▶ [GIVEN EXERCISE]:
Quote the listing below in its entirety.

· · · · ·

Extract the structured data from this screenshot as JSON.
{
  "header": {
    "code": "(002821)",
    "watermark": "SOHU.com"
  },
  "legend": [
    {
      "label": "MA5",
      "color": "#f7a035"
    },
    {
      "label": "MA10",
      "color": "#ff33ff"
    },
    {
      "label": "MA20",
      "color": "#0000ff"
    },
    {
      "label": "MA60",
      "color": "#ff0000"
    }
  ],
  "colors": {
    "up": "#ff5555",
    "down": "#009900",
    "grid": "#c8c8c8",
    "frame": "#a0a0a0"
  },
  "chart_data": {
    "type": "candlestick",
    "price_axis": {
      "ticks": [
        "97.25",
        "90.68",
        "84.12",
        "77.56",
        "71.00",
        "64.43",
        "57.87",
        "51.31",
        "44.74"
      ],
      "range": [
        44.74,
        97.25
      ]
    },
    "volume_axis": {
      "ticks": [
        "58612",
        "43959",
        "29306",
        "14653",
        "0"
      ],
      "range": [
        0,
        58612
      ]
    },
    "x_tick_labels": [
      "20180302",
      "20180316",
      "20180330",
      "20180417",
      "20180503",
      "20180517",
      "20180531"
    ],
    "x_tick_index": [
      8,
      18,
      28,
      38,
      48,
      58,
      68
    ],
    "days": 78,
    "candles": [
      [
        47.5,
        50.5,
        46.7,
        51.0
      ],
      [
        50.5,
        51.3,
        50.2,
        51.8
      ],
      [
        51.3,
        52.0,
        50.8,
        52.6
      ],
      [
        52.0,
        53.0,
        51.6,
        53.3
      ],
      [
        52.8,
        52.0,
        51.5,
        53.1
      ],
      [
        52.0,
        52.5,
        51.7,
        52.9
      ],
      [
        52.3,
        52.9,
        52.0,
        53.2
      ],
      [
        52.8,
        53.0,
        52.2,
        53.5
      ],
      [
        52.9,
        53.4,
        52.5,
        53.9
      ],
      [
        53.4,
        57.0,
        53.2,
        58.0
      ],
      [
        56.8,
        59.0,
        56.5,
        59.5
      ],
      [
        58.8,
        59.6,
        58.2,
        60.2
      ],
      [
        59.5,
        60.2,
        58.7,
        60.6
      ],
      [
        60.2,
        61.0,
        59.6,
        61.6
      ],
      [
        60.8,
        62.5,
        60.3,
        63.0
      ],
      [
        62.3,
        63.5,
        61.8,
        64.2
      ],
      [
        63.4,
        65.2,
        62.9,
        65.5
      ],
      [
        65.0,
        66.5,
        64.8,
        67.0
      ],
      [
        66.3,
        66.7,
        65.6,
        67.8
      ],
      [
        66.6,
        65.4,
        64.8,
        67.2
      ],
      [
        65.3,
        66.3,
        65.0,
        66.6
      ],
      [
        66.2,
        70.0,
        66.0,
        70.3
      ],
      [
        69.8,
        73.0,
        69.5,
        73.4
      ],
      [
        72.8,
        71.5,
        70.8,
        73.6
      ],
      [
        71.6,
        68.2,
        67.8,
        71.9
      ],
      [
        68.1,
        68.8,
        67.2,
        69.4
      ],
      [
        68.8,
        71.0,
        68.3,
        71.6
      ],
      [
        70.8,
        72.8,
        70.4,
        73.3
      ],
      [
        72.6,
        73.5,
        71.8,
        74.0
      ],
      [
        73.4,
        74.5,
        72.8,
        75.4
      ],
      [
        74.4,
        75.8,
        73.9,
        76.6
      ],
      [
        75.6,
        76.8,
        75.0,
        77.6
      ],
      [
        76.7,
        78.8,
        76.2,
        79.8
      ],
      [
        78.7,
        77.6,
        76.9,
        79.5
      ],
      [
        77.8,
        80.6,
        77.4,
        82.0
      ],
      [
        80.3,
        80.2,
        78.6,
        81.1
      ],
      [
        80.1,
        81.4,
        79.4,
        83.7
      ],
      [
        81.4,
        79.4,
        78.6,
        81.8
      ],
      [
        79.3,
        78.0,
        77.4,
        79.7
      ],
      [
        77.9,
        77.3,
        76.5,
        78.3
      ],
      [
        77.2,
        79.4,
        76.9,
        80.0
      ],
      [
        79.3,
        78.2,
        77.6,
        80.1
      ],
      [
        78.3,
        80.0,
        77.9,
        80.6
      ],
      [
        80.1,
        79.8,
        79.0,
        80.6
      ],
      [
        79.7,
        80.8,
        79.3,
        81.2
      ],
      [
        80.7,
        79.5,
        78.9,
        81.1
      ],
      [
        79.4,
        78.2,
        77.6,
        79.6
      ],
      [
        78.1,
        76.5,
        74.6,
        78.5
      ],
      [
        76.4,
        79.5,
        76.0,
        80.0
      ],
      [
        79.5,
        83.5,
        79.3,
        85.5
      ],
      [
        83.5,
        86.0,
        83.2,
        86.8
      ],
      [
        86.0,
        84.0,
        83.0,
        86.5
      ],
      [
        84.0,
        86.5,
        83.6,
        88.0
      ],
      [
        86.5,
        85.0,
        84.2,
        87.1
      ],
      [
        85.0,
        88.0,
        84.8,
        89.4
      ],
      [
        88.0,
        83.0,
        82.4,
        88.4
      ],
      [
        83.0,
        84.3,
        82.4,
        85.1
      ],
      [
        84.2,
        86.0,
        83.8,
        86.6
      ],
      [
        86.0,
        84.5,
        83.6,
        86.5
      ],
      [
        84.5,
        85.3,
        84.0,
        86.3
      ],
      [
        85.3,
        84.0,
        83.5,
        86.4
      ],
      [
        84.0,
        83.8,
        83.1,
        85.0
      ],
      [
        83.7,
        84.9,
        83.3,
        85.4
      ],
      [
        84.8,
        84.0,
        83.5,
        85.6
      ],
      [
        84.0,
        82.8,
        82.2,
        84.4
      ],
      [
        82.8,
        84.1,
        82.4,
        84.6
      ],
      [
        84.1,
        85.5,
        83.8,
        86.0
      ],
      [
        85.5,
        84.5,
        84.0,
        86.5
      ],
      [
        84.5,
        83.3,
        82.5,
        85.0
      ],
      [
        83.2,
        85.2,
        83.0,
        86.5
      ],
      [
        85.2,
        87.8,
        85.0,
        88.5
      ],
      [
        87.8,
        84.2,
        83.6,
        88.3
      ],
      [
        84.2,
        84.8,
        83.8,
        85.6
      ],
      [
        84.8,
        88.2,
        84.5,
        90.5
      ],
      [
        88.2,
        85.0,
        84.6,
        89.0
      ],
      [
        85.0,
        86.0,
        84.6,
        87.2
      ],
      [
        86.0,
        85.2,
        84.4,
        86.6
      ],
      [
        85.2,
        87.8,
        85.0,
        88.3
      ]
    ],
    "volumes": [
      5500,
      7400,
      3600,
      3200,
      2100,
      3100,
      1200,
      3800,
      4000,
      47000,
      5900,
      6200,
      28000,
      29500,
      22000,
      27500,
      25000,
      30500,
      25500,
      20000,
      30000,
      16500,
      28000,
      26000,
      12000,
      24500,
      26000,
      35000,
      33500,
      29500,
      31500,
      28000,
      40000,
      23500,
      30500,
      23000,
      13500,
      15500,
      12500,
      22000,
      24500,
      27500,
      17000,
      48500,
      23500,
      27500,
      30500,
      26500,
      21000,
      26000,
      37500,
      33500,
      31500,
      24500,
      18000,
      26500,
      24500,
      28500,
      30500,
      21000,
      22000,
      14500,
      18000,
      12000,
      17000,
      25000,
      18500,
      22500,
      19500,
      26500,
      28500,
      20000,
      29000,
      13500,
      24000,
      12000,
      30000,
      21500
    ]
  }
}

· · · · ·

▶ [OUTPUT]:
Extract the structured data from this screenshot as JSON.
{
  "header": {
    "code": "(002821)",
    "watermark": "SOHU.com"
  },
  "legend": [
    {
      "label": "MA5",
      "color": "#f7a035"
    },
    {
      "label": "MA10",
      "color": "#ff33ff"
    },
    {
      "label": "MA20",
      "color": "#0000ff"
    },
    {
      "label": "MA60",
      "color": "#ff0000"
    }
  ],
  "colors": {
    "up": "#ff5555",
    "down": "#009900",
    "grid": "#c8c8c8",
    "frame": "#a0a0a0"
  },
  "chart_data": {
    "type": "candlestick",
    "price_axis": {
      "ticks": [
        "97.25",
        "90.68",
        "84.12",
        "77.56",
        "71.00",
        "64.43",
        "57.87",
        "51.31",
        "44.74"
      ],
      "range": [
        44.74,
        97.25
      ]
    },
    "volume_axis": {
      "ticks": [
        "58612",
        "43959",
        "29306",
        "14653",
        "0"
      ],
      "range": [
        0,
        58612
      ]
    },
    "x_tick_labels": [
      "20180302",
      "20180316",
      "20180330",
      "20180417",
      "20180503",
      "20180517",
      "20180531"
    ],
    "x_tick_index": [
      8,
      18,
      28,
      38,
      48,
      58,
      68
    ],
    "days": 78,
    "candles": [
      [
        47.5,
        50.5,
        46.7,
        51.0
      ],
      [
        50.5,
        51.3,
        50.2,
        51.8
      ],
      [
        51.3,
        52.0,
        50.8,
        52.6
      ],
      [
        52.0,
        53.0,
        51.6,
        53.3
      ],
      [
        52.8,
        52.0,
        51.5,
        53.1
      ],
      [
        52.0,
        52.5,
        51.7,
        52.9
      ],
      [
        52.3,
        52.9,
        52.0,
        53.2
      ],
      [
        52.8,
        53.0,
        52.2,
        53.5
      ],
      [
        52.9,
        53.4,
        52.5,
        53.9
      ],
      [
        53.4,
        57.0,
        53.2,
        58.0
      ],
      [
        56.8,
        59.0,
        56.5,
        59.5
      ],
      [
        58.8,
        59.6,
        58.2,
        60.2
      ],
      [
        59.5,
        60.2,
        58.7,
        60.6
      ],
      [
        60.2,
        61.0,
        59.6,
        61.6
      ],
      [
        60.8,
        62.5,
        60.3,
        63.0
      ],
      [
        62.3,
        63.5,
        61.8,
        64.2
      ],
      [
        63.4,
        65.2,
        62.9,
        65.5
      ],
      [
        65.0,
        66.5,
        64.8,
        67.0
      ],
      [
        66.3,
        66.7,
        65.6,
        67.8
      ],
      [
        66.6,
        65.4,
        64.8,
        67.2
      ],
      [
        65.3,
        66.3,
        65.0,
        66.6
      ],
      [
        66.2,
        70.0,
        66.0,
        70.3
      ],
      [
        69.8,
        73.0,
        69.5,
        73.4
      ],
      [
        72.8,
        71.5,
        70.8,
        73.6
      ],
      [
        71.6,
        68.2,
        67.8,
        71.9
      ],
      [
        68.1,
        68.8,
        67.2,
        69.4
      ],
      [
        68.8,
        71.0,
        68.3,
        71.6
      ],
      [
        70.8,
        72.8,
        70.4,
        73.3
      ],
      [
        72.6,
        73.5,
        71.8,
        74.0
      ],
      [
        73.4,
        74.5,
        72.8,
        75.4
      ],
      [
        74.4,
        75.8,
        73.9,
        76.6
      ],
      [
        75.6,
        76.8,
        75.0,
        77.6
      ],
      [
        76.7,
        78.8,
        76.2,
        79.8
      ],
      [
        78.7,
        77.6,
        76.9,
        79.5
      ],
      [
        77.8,
        80.6,
        77.4,
        82.0
      ],
      [
        80.3,
        80.2,
        78.6,
        81.1
      ],
      [
        80.1,
        81.4,
        79.4,
        83.7
      ],
      [
        81.4,
        79.4,
        78.6,
        81.8
      ],
      [
        79.3,
        78.0,
        77.4,
        79.7
      ],
      [
        77.9,
        77.3,
        76.5,
        78.3
      ],
      [
        77.2,
        79.4,
        76.9,
        80.0
      ],
      [
        79.3,
        78.2,
        77.6,
        80.1
      ],
      [
        78.3,
        80.0,
        77.9,
        80.6
      ],
      [
        80.1,
        79.8,
        79.0,
        80.6
      ],
      [
        79.7,
        80.8,
        79.3,
        81.2
      ],
      [
        80.7,
        79.5,
        78.9,
        81.1
      ],
      [
        79.4,
        78.2,
        77.6,
        79.6
      ],
      [
        78.1,
        76.5,
        74.6,
        78.5
      ],
      [
        76.4,
        79.5,
        76.0,
        80.0
      ],
      [
        79.5,
        83.5,
        79.3,
        85.5
      ],
      [
        83.5,
        86.0,
        83.2,
        86.8
      ],
      [
        86.0,
        84.0,
        83.0,
        86.5
      ],
      [
        84.0,
        86.5,
        83.6,
        88.0
      ],
      [
        86.5,
        85.0,
        84.2,
        87.1
      ],
      [
        85.0,
        88.0,
        84.8,
        89.4
      ],
      [
        88.0,
        83.0,
        82.4,
        88.4
      ],
      [
        83.0,
        84.3,
        82.4,
        85.1
      ],
      [
        84.2,
        86.0,
        83.8,
        86.6
      ],
      [
        86.0,
        84.5,
        83.6,
        86.5
      ],
      [
        84.5,
        85.3,
        84.0,
        86.3
      ],
      [
        85.3,
        84.0,
        83.5,
        86.4
      ],
      [
        84.0,
        83.8,
        83.1,
        85.0
      ],
      [
        83.7,
        84.9,
        83.3,
        85.4
      ],
      [
        84.8,
        84.0,
        83.5,
        85.6
      ],
      [
        84.0,
        82.8,
        82.2,
        84.4
      ],
      [
        82.8,
        84.1,
        82.4,
        84.6
      ],
      [
        84.1,
        85.5,
        83.8,
        86.0
      ],
      [
        85.5,
        84.5,
        84.0,
        86.5
      ],
      [
        84.5,
        83.3,
        82.5,
        85.0
      ],
      [
        83.2,
        85.2,
        83.0,
        86.5
      ],
      [
        85.2,
        87.8,
        85.0,
        88.5
      ],
      [
        87.8,
        84.2,
        83.6,
        88.3
      ],
      [
        84.2,
        84.8,
        83.8,
        85.6
      ],
      [
        84.8,
        88.2,
        84.5,
        90.5
      ],
      [
        88.2,
        85.0,
        84.6,
        89.0
      ],
      [
        85.0,
        86.0,
        84.6,
        87.2
      ],
      [
        86.0,
        85.2,
        84.4,
        86.6
      ],
      [
        85.2,
        87.8,
        85.0,
        88.3
      ]
    ],
    "volumes": [
      5500,
      7400,
      3600,
      3200,
      2100,
      3100,
      1200,
      3800,
      4000,
      47000,
      5900,
      6200,
      28000,
      29500,
      22000,
      27500,
      25000,
      30500,
      25500,
      20000,
      30000,
      16500,
      28000,
      26000,
      12000,
      24500,
      26000,
      35000,
      33500,
      29500,
      31500,
      28000,
      40000,
      23500,
      30500,
      23000,
      13500,
      15500,
      12500,
      22000,
      24500,
      27500,
      17000,
      48500,
      23500,
      27500,
      30500,
      26500,
      21000,
      26000,
      37500,
      33500,
      31500,
      24500,
      18000,
      26500,
      24500,
      28500,
      30500,
      21000,
      22000,
      14500,
      18000,
      12000,
      17000,
      25000,
      18500,
      22500,
      19500,
      26500,
      28500,
      20000,
      29000,
      13500,
      24000,
      12000,
      30000,
      21500
    ]
  }
}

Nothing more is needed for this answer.